**Work required**
The entries are to be returned exactly, with images left out.

**Extracted material**
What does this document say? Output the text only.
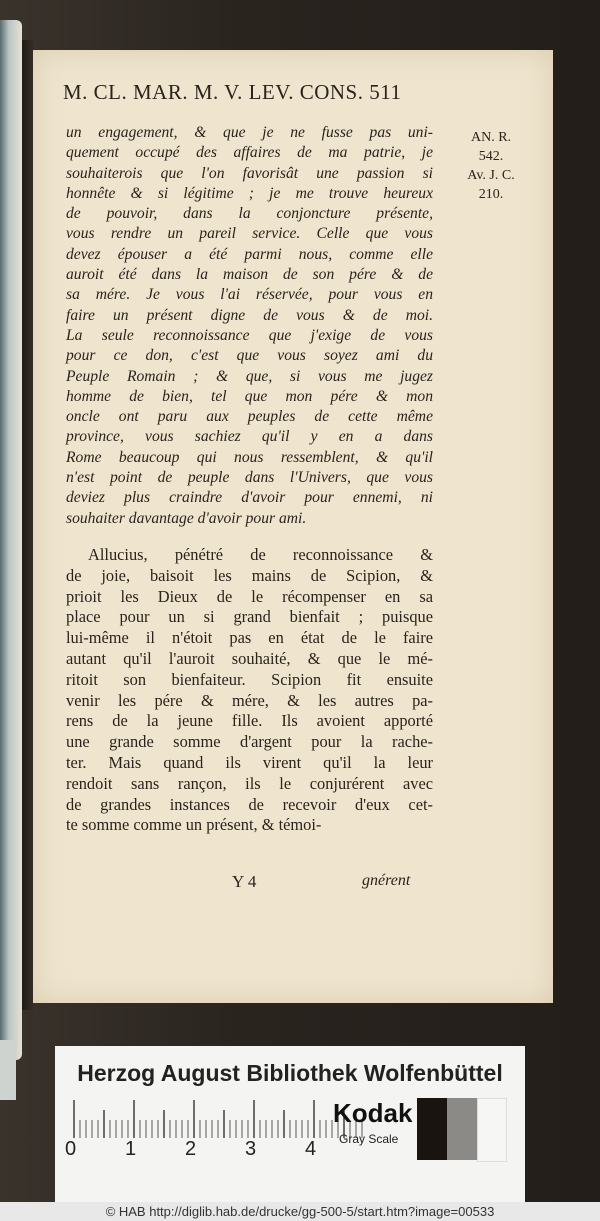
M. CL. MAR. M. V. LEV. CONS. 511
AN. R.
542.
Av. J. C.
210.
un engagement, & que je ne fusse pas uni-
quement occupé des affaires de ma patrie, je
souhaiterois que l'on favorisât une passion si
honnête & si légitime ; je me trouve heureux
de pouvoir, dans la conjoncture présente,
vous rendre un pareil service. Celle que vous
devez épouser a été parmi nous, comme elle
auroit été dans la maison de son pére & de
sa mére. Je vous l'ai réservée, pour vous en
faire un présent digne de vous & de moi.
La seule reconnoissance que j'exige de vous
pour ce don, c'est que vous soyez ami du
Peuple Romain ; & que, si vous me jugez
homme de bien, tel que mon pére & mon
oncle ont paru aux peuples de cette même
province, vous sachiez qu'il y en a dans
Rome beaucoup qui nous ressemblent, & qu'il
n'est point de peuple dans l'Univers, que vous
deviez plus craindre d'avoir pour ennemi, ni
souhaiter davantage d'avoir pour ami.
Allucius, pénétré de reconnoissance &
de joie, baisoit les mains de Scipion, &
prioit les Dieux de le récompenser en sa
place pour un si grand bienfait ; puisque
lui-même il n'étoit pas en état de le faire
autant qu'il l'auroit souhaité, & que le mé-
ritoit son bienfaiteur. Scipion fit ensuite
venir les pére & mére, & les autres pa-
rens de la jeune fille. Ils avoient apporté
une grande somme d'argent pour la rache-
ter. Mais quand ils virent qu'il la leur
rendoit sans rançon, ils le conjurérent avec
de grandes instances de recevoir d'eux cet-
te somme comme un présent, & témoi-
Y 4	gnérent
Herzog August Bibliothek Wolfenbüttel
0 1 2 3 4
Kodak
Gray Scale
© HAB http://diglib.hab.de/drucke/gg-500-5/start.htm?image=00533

**Written response**
What does this document say? Output the text only.
M. CL. MAR. M. V. LEV. CONS. 511
AN. R.
542.
Av. J. C.
210.
un engagement, & que je ne fusse pas uni-
quement occupé des affaires de ma patrie, je
souhaiterois que l'on favorisât une passion si
honnête & si légitime ; je me trouve heureux
de pouvoir, dans la conjoncture présente,
vous rendre un pareil service. Celle que vous
devez épouser a été parmi nous, comme elle
auroit été dans la maison de son pére & de
sa mére. Je vous l'ai réservée, pour vous en
faire un présent digne de vous & de moi.
La seule reconnoissance que j'exige de vous
pour ce don, c'est que vous soyez ami du
Peuple Romain ; & que, si vous me jugez
homme de bien, tel que mon pére & mon
oncle ont paru aux peuples de cette même
province, vous sachiez qu'il y en a dans
Rome beaucoup qui nous ressemblent, & qu'il
n'est point de peuple dans l'Univers, que vous
deviez plus craindre d'avoir pour ennemi, ni
souhaiter davantage d'avoir pour ami.
Allucius, pénétré de reconnoissance &
de joie, baisoit les mains de Scipion, &
prioit les Dieux de le récompenser en sa
place pour un si grand bienfait ; puisque
lui-même il n'étoit pas en état de le faire
autant qu'il l'auroit souhaité, & que le mé-
ritoit son bienfaiteur. Scipion fit ensuite
venir les pére & mére, & les autres pa-
rens de la jeune fille. Ils avoient apporté
une grande somme d'argent pour la rache-
ter. Mais quand ils virent qu'il la leur
rendoit sans rançon, ils le conjurérent avec
de grandes instances de recevoir d'eux cet-
te somme comme un présent, & témoi-
Y 4	gnérent
Herzog August Bibliothek Wolfenbüttel
0 1 2 3 4
Kodak
Gray Scale
© HAB http://diglib.hab.de/drucke/gg-500-5/start.htm?image=00533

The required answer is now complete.